§ Your goal:
Go through the entries and transcribe each one exactly, dropping the pictures.

§ Records:
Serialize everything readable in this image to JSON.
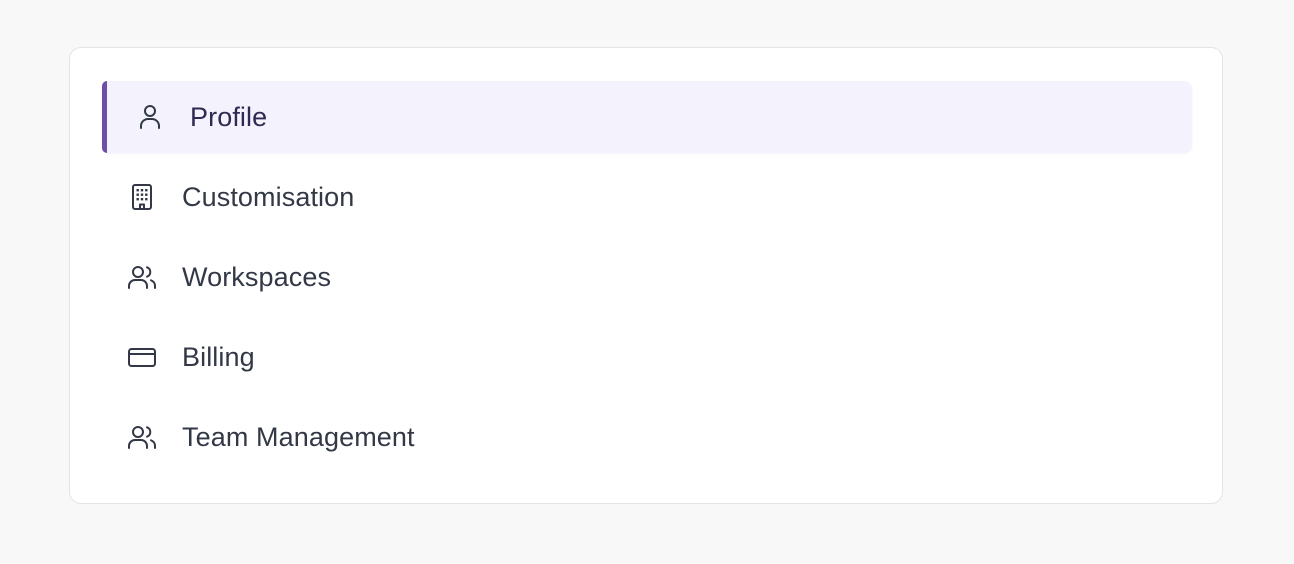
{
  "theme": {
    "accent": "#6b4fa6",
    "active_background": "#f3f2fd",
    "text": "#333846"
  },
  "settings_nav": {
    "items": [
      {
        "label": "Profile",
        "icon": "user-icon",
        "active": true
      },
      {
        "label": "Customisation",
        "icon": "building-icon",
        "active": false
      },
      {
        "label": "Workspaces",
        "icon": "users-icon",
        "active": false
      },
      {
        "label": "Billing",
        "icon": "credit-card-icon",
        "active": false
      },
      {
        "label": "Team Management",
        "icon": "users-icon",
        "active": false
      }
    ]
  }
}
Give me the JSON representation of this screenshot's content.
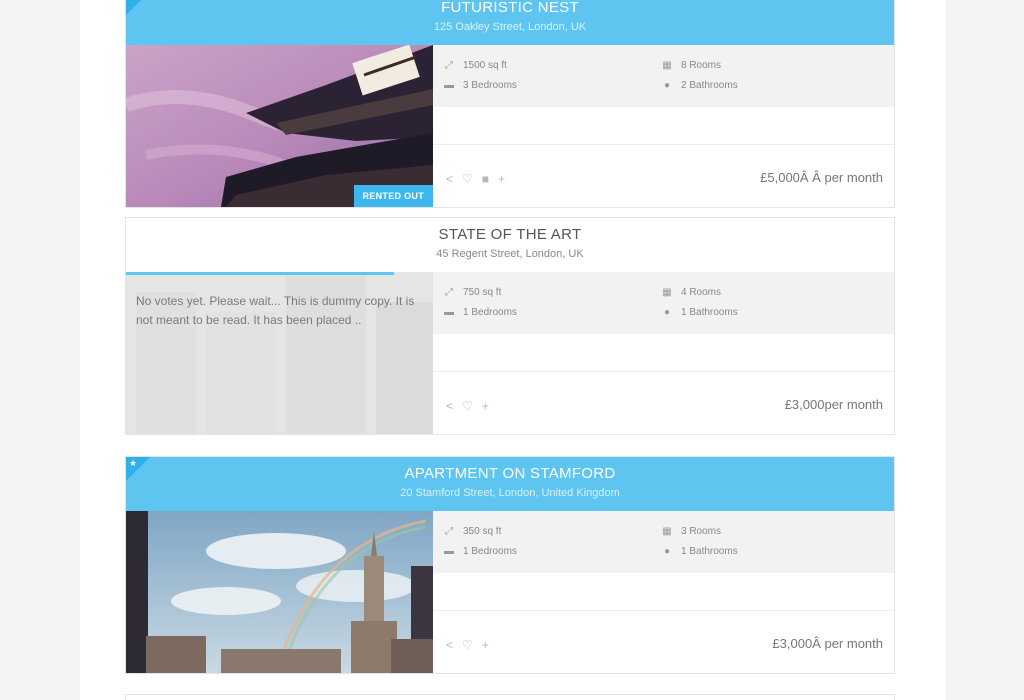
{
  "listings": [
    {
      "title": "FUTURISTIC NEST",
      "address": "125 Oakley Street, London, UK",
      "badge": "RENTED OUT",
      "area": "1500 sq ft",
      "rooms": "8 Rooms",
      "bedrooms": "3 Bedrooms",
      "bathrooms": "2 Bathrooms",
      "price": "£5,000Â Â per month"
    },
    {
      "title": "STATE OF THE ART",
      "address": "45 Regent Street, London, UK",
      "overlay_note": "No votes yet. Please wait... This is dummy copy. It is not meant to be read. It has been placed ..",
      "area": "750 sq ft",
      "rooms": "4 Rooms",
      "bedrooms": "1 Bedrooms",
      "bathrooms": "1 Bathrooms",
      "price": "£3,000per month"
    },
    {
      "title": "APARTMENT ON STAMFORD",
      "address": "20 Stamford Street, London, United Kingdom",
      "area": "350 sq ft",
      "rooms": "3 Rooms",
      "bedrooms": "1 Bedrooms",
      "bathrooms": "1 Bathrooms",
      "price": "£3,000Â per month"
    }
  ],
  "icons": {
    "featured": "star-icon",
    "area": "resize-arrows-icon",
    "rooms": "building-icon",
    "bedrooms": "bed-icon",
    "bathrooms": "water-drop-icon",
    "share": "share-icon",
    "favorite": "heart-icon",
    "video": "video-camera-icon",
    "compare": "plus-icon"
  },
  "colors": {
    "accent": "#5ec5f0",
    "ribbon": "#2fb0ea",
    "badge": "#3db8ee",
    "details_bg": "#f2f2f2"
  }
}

§ Exercise answer:
Serialize everything readable in this image to JSON.
{
  "theme": {
    "accent": "#6b4fa6",
    "active_background": "#f3f2fd",
    "text": "#333846"
  },
  "settings_nav": {
    "items": [
      {
        "label": "Profile",
        "icon": "user-icon",
        "active": true
      },
      {
        "label": "Customisation",
        "icon": "building-icon",
        "active": false
      },
      {
        "label": "Workspaces",
        "icon": "users-icon",
        "active": false
      },
      {
        "label": "Billing",
        "icon": "credit-card-icon",
        "active": false
      },
      {
        "label": "Team Management",
        "icon": "users-icon",
        "active": false
      }
    ]
  }
}
Give me the JSON representation of this screenshot's content.
{
  "listings": [
    {
      "title": "FUTURISTIC NEST",
      "address": "125 Oakley Street, London, UK",
      "badge": "RENTED OUT",
      "area": "1500 sq ft",
      "rooms": "8 Rooms",
      "bedrooms": "3 Bedrooms",
      "bathrooms": "2 Bathrooms",
      "price": "£5,000Â Â per month"
    },
    {
      "title": "STATE OF THE ART",
      "address": "45 Regent Street, London, UK",
      "overlay_note": "No votes yet. Please wait... This is dummy copy. It is not meant to be read. It has been placed ..",
      "area": "750 sq ft",
      "rooms": "4 Rooms",
      "bedrooms": "1 Bedrooms",
      "bathrooms": "1 Bathrooms",
      "price": "£3,000per month"
    },
    {
      "title": "APARTMENT ON STAMFORD",
      "address": "20 Stamford Street, London, United Kingdom",
      "area": "350 sq ft",
      "rooms": "3 Rooms",
      "bedrooms": "1 Bedrooms",
      "bathrooms": "1 Bathrooms",
      "price": "£3,000Â per month"
    }
  ],
  "icons": {
    "featured": "star-icon",
    "area": "resize-arrows-icon",
    "rooms": "building-icon",
    "bedrooms": "bed-icon",
    "bathrooms": "water-drop-icon",
    "share": "share-icon",
    "favorite": "heart-icon",
    "video": "video-camera-icon",
    "compare": "plus-icon"
  },
  "colors": {
    "accent": "#5ec5f0",
    "ribbon": "#2fb0ea",
    "badge": "#3db8ee",
    "details_bg": "#f2f2f2"
  }
}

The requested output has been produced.